• INPUT FOR THIS TASK:
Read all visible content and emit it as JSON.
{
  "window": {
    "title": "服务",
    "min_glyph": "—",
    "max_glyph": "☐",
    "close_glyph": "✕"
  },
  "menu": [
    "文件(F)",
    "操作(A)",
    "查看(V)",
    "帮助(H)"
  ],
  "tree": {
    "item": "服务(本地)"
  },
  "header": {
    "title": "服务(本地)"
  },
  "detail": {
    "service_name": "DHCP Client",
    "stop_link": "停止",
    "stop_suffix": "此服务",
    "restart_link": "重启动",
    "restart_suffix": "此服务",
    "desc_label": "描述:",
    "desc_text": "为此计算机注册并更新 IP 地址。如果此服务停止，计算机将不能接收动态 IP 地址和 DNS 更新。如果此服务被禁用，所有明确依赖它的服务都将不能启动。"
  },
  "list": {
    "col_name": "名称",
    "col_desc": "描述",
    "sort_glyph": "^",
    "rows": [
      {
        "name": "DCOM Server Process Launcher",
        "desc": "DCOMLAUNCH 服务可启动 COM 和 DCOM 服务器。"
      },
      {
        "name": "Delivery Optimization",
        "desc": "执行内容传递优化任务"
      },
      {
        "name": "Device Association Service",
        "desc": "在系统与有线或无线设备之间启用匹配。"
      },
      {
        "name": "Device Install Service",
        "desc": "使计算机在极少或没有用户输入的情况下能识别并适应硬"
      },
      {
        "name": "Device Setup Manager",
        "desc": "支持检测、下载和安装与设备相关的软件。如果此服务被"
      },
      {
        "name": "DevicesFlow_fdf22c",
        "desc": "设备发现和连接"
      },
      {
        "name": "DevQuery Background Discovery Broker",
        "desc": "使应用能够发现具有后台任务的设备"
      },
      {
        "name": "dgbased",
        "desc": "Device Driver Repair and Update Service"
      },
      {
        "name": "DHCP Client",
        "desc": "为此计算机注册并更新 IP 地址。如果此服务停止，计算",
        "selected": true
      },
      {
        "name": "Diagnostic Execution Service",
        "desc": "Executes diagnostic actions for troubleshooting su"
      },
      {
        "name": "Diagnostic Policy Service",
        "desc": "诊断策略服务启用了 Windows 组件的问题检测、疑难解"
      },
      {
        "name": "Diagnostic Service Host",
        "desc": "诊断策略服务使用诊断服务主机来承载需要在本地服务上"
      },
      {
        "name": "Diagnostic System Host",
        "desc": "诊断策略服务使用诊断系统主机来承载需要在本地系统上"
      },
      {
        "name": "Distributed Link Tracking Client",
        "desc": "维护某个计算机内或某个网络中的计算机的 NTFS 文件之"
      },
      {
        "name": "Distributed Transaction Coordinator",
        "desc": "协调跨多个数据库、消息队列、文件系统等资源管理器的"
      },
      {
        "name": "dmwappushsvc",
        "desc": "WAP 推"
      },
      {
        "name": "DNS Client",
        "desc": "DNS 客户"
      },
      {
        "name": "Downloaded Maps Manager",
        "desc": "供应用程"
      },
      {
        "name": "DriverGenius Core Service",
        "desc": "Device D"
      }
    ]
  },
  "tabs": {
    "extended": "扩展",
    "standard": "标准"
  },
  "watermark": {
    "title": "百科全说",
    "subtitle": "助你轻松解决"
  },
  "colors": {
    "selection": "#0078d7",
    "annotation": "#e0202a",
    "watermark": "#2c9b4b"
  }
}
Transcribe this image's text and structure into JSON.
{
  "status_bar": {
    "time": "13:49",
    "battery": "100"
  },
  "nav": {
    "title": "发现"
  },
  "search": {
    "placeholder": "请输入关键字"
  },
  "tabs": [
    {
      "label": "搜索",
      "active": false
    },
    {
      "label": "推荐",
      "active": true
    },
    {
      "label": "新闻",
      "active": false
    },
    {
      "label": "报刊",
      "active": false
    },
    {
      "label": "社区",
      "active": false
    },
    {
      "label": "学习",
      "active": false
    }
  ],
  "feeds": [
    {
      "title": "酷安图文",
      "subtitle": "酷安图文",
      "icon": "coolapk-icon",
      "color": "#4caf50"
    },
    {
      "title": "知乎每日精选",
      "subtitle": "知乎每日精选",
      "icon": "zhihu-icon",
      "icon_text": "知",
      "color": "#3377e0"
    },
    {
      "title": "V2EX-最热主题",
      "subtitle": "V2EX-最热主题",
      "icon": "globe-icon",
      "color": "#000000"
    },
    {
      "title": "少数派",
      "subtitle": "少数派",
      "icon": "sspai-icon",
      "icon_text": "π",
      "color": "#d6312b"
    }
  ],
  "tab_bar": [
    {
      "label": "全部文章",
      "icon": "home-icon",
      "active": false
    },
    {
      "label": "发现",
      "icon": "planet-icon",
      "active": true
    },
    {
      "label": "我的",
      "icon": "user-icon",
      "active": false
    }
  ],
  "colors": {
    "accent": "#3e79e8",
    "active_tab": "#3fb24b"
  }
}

• THE TASK: Read the entries and show each line that mentions "Manager".

• PROBLEM SOLUTION:
        "name": "Device Setup Manager",
        "name": "Downloaded Maps Manager",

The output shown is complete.